* _Data rows_
━━━━━━━━━━━━━━━━━━━━━━━━━━━━━━

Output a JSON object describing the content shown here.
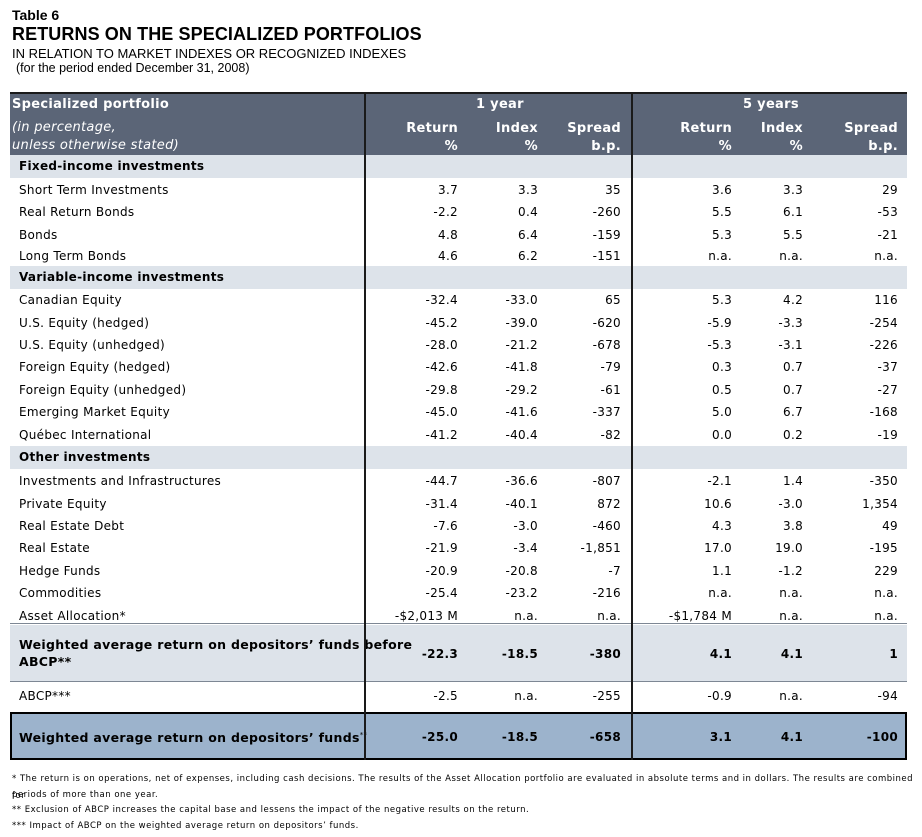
{
  "header": {
    "table_label": "Table 6",
    "title": "RETURNS ON THE SPECIALIZED PORTFOLIOS",
    "subtitle": "IN RELATION TO MARKET INDEXES OR RECOGNIZED INDEXES",
    "period": "(for the period ended December 31, 2008)"
  },
  "columns": {
    "portfolio_header": "Specialized portfolio",
    "units_line1": "(in percentage,",
    "units_line2": "unless otherwise stated)",
    "group1": "1 year",
    "group2": "5 years",
    "return": "Return",
    "index": "Index",
    "spread": "Spread",
    "pct": "%",
    "bp": "b.p."
  },
  "sections": [
    {
      "title": "Fixed-income investments",
      "rows": [
        {
          "name": "Short Term Investments",
          "values": [
            "3.7",
            "3.3",
            "35",
            "3.6",
            "3.3",
            "29"
          ]
        },
        {
          "name": "Real Return Bonds",
          "values": [
            "-2.2",
            "0.4",
            "-260",
            "5.5",
            "6.1",
            "-53"
          ]
        },
        {
          "name": "Bonds",
          "values": [
            "4.8",
            "6.4",
            "-159",
            "5.3",
            "5.5",
            "-21"
          ]
        },
        {
          "name": "Long Term Bonds",
          "values": [
            "4.6",
            "6.2",
            "-151",
            "n.a.",
            "n.a.",
            "n.a."
          ]
        }
      ]
    },
    {
      "title": "Variable-income investments",
      "rows": [
        {
          "name": "Canadian Equity",
          "values": [
            "-32.4",
            "-33.0",
            "65",
            "5.3",
            "4.2",
            "116"
          ]
        },
        {
          "name": "U.S. Equity (hedged)",
          "values": [
            "-45.2",
            "-39.0",
            "-620",
            "-5.9",
            "-3.3",
            "-254"
          ]
        },
        {
          "name": "U.S. Equity (unhedged)",
          "values": [
            "-28.0",
            "-21.2",
            "-678",
            "-5.3",
            "-3.1",
            "-226"
          ]
        },
        {
          "name": "Foreign Equity (hedged)",
          "values": [
            "-42.6",
            "-41.8",
            "-79",
            "0.3",
            "0.7",
            "-37"
          ]
        },
        {
          "name": "Foreign Equity (unhedged)",
          "values": [
            "-29.8",
            "-29.2",
            "-61",
            "0.5",
            "0.7",
            "-27"
          ]
        },
        {
          "name": "Emerging Market Equity",
          "values": [
            "-45.0",
            "-41.6",
            "-337",
            "5.0",
            "6.7",
            "-168"
          ]
        },
        {
          "name": "Québec International",
          "values": [
            "-41.2",
            "-40.4",
            "-82",
            "0.0",
            "0.2",
            "-19"
          ]
        }
      ]
    },
    {
      "title": "Other investments",
      "rows": [
        {
          "name": "Investments and Infrastructures",
          "values": [
            "-44.7",
            "-36.6",
            "-807",
            "-2.1",
            "1.4",
            "-350"
          ]
        },
        {
          "name": "Private Equity",
          "values": [
            "-31.4",
            "-40.1",
            "872",
            "10.6",
            "-3.0",
            "1,354"
          ]
        },
        {
          "name": "Real Estate Debt",
          "values": [
            "-7.6",
            "-3.0",
            "-460",
            "4.3",
            "3.8",
            "49"
          ]
        },
        {
          "name": "Real Estate",
          "values": [
            "-21.9",
            "-3.4",
            "-1,851",
            "17.0",
            "19.0",
            "-195"
          ]
        },
        {
          "name": "Hedge Funds",
          "values": [
            "-20.9",
            "-20.8",
            "-7",
            "1.1",
            "-1.2",
            "229"
          ]
        },
        {
          "name": "Commodities",
          "values": [
            "-25.4",
            "-23.2",
            "-216",
            "n.a.",
            "n.a.",
            "n.a."
          ]
        },
        {
          "name": "Asset Allocation*",
          "values": [
            "-$2,013 M",
            "n.a.",
            "n.a.",
            "-$1,784 M",
            "n.a.",
            "n.a."
          ]
        }
      ]
    }
  ],
  "weighted_before": {
    "line1": "Weighted average return on depositors’ funds before",
    "line2": "ABCP**",
    "values": [
      "-22.3",
      "-18.5",
      "-380",
      "4.1",
      "4.1",
      "1"
    ]
  },
  "abcp": {
    "name": "ABCP***",
    "values": [
      "-2.5",
      "n.a.",
      "-255",
      "-0.9",
      "n.a.",
      "-94"
    ]
  },
  "weighted_total": {
    "name": "Weighted average return on depositors’ funds",
    "sup": "**",
    "values": [
      "-25.0",
      "-18.5",
      "-658",
      "3.1",
      "4.1",
      "-100"
    ]
  },
  "footnotes": [
    "* The return is on operations, net of expenses, including cash decisions. The results of the Asset Allocation portfolio are evaluated in absolute terms and in dollars. The results are combined for",
    "periods of more than one year.",
    "** Exclusion of ABCP increases the capital base and lessens the impact of the negative results on the return.",
    "*** Impact of ABCP on the weighted average return on depositors’ funds."
  ],
  "colors": {
    "header_band": "#5b6577",
    "section_band": "#dde3ea",
    "final_band": "#9cb3cc"
  }
}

━━━━━━━━━━━━━━━━━━━━━━━━━━━━━━

* _Problem_
The listing above needs to be output again exactly. Don't include the pictures.

* _Response for this exercise_
Output a JSON object describing the content shown here.
{
  "header": {
    "table_label": "Table 6",
    "title": "RETURNS ON THE SPECIALIZED PORTFOLIOS",
    "subtitle": "IN RELATION TO MARKET INDEXES OR RECOGNIZED INDEXES",
    "period": "(for the period ended December 31, 2008)"
  },
  "columns": {
    "portfolio_header": "Specialized portfolio",
    "units_line1": "(in percentage,",
    "units_line2": "unless otherwise stated)",
    "group1": "1 year",
    "group2": "5 years",
    "return": "Return",
    "index": "Index",
    "spread": "Spread",
    "pct": "%",
    "bp": "b.p."
  },
  "sections": [
    {
      "title": "Fixed-income investments",
      "rows": [
        {
          "name": "Short Term Investments",
          "values": [
            "3.7",
            "3.3",
            "35",
            "3.6",
            "3.3",
            "29"
          ]
        },
        {
          "name": "Real Return Bonds",
          "values": [
            "-2.2",
            "0.4",
            "-260",
            "5.5",
            "6.1",
            "-53"
          ]
        },
        {
          "name": "Bonds",
          "values": [
            "4.8",
            "6.4",
            "-159",
            "5.3",
            "5.5",
            "-21"
          ]
        },
        {
          "name": "Long Term Bonds",
          "values": [
            "4.6",
            "6.2",
            "-151",
            "n.a.",
            "n.a.",
            "n.a."
          ]
        }
      ]
    },
    {
      "title": "Variable-income investments",
      "rows": [
        {
          "name": "Canadian Equity",
          "values": [
            "-32.4",
            "-33.0",
            "65",
            "5.3",
            "4.2",
            "116"
          ]
        },
        {
          "name": "U.S. Equity (hedged)",
          "values": [
            "-45.2",
            "-39.0",
            "-620",
            "-5.9",
            "-3.3",
            "-254"
          ]
        },
        {
          "name": "U.S. Equity (unhedged)",
          "values": [
            "-28.0",
            "-21.2",
            "-678",
            "-5.3",
            "-3.1",
            "-226"
          ]
        },
        {
          "name": "Foreign Equity (hedged)",
          "values": [
            "-42.6",
            "-41.8",
            "-79",
            "0.3",
            "0.7",
            "-37"
          ]
        },
        {
          "name": "Foreign Equity (unhedged)",
          "values": [
            "-29.8",
            "-29.2",
            "-61",
            "0.5",
            "0.7",
            "-27"
          ]
        },
        {
          "name": "Emerging Market Equity",
          "values": [
            "-45.0",
            "-41.6",
            "-337",
            "5.0",
            "6.7",
            "-168"
          ]
        },
        {
          "name": "Québec International",
          "values": [
            "-41.2",
            "-40.4",
            "-82",
            "0.0",
            "0.2",
            "-19"
          ]
        }
      ]
    },
    {
      "title": "Other investments",
      "rows": [
        {
          "name": "Investments and Infrastructures",
          "values": [
            "-44.7",
            "-36.6",
            "-807",
            "-2.1",
            "1.4",
            "-350"
          ]
        },
        {
          "name": "Private Equity",
          "values": [
            "-31.4",
            "-40.1",
            "872",
            "10.6",
            "-3.0",
            "1,354"
          ]
        },
        {
          "name": "Real Estate Debt",
          "values": [
            "-7.6",
            "-3.0",
            "-460",
            "4.3",
            "3.8",
            "49"
          ]
        },
        {
          "name": "Real Estate",
          "values": [
            "-21.9",
            "-3.4",
            "-1,851",
            "17.0",
            "19.0",
            "-195"
          ]
        },
        {
          "name": "Hedge Funds",
          "values": [
            "-20.9",
            "-20.8",
            "-7",
            "1.1",
            "-1.2",
            "229"
          ]
        },
        {
          "name": "Commodities",
          "values": [
            "-25.4",
            "-23.2",
            "-216",
            "n.a.",
            "n.a.",
            "n.a."
          ]
        },
        {
          "name": "Asset Allocation*",
          "values": [
            "-$2,013 M",
            "n.a.",
            "n.a.",
            "-$1,784 M",
            "n.a.",
            "n.a."
          ]
        }
      ]
    }
  ],
  "weighted_before": {
    "line1": "Weighted average return on depositors’ funds before",
    "line2": "ABCP**",
    "values": [
      "-22.3",
      "-18.5",
      "-380",
      "4.1",
      "4.1",
      "1"
    ]
  },
  "abcp": {
    "name": "ABCP***",
    "values": [
      "-2.5",
      "n.a.",
      "-255",
      "-0.9",
      "n.a.",
      "-94"
    ]
  },
  "weighted_total": {
    "name": "Weighted average return on depositors’ funds",
    "sup": "**",
    "values": [
      "-25.0",
      "-18.5",
      "-658",
      "3.1",
      "4.1",
      "-100"
    ]
  },
  "footnotes": [
    "* The return is on operations, net of expenses, including cash decisions. The results of the Asset Allocation portfolio are evaluated in absolute terms and in dollars. The results are combined for",
    "periods of more than one year.",
    "** Exclusion of ABCP increases the capital base and lessens the impact of the negative results on the return.",
    "*** Impact of ABCP on the weighted average return on depositors’ funds."
  ],
  "colors": {
    "header_band": "#5b6577",
    "section_band": "#dde3ea",
    "final_band": "#9cb3cc"
  }
}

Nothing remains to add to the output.